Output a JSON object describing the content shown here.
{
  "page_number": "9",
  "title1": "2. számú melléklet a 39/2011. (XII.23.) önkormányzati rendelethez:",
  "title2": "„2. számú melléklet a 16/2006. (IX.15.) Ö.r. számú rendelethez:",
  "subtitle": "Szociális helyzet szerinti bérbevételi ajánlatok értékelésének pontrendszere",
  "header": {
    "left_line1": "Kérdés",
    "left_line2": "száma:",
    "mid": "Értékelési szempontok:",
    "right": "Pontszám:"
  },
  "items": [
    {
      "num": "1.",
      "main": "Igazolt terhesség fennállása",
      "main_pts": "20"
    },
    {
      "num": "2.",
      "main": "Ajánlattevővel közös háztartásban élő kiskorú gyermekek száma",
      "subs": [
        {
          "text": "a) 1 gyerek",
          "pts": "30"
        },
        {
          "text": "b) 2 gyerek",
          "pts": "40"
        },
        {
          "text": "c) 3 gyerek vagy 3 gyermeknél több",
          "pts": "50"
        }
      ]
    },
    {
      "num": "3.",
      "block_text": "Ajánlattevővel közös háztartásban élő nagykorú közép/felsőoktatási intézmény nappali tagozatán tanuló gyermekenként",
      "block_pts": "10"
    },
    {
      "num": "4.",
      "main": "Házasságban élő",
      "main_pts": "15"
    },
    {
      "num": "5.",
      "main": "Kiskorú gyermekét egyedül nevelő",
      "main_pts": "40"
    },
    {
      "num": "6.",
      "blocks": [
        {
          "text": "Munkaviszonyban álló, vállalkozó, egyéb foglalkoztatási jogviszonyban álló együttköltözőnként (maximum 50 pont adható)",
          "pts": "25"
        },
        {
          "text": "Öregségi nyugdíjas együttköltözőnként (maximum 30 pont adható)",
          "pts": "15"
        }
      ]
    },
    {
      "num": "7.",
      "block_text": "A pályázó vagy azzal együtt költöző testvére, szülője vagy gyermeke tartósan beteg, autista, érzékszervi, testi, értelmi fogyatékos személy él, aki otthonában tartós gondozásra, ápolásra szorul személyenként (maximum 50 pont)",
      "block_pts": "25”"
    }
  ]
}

▶ _Instructions for the task_
Every record should be repeated exactly; please leave none out.

▶ _Output for this exercise_
Output a JSON object describing the content shown here.
{
  "page_number": "9",
  "title1": "2. számú melléklet a 39/2011. (XII.23.) önkormányzati rendelethez:",
  "title2": "„2. számú melléklet a 16/2006. (IX.15.) Ö.r. számú rendelethez:",
  "subtitle": "Szociális helyzet szerinti bérbevételi ajánlatok értékelésének pontrendszere",
  "header": {
    "left_line1": "Kérdés",
    "left_line2": "száma:",
    "mid": "Értékelési szempontok:",
    "right": "Pontszám:"
  },
  "items": [
    {
      "num": "1.",
      "main": "Igazolt terhesség fennállása",
      "main_pts": "20"
    },
    {
      "num": "2.",
      "main": "Ajánlattevővel közös háztartásban élő kiskorú gyermekek száma",
      "subs": [
        {
          "text": "a) 1 gyerek",
          "pts": "30"
        },
        {
          "text": "b) 2 gyerek",
          "pts": "40"
        },
        {
          "text": "c) 3 gyerek vagy 3 gyermeknél több",
          "pts": "50"
        }
      ]
    },
    {
      "num": "3.",
      "block_text": "Ajánlattevővel közös háztartásban élő nagykorú közép/felsőoktatási intézmény nappali tagozatán tanuló gyermekenként",
      "block_pts": "10"
    },
    {
      "num": "4.",
      "main": "Házasságban élő",
      "main_pts": "15"
    },
    {
      "num": "5.",
      "main": "Kiskorú gyermekét egyedül nevelő",
      "main_pts": "40"
    },
    {
      "num": "6.",
      "blocks": [
        {
          "text": "Munkaviszonyban álló, vállalkozó, egyéb foglalkoztatási jogviszonyban álló együttköltözőnként (maximum 50 pont adható)",
          "pts": "25"
        },
        {
          "text": "Öregségi nyugdíjas együttköltözőnként (maximum 30 pont adható)",
          "pts": "15"
        }
      ]
    },
    {
      "num": "7.",
      "block_text": "A pályázó vagy azzal együtt költöző testvére, szülője vagy gyermeke tartósan beteg, autista, érzékszervi, testi, értelmi fogyatékos személy él, aki otthonában tartós gondozásra, ápolásra szorul személyenként (maximum 50 pont)",
      "block_pts": "25”"
    }
  ]
}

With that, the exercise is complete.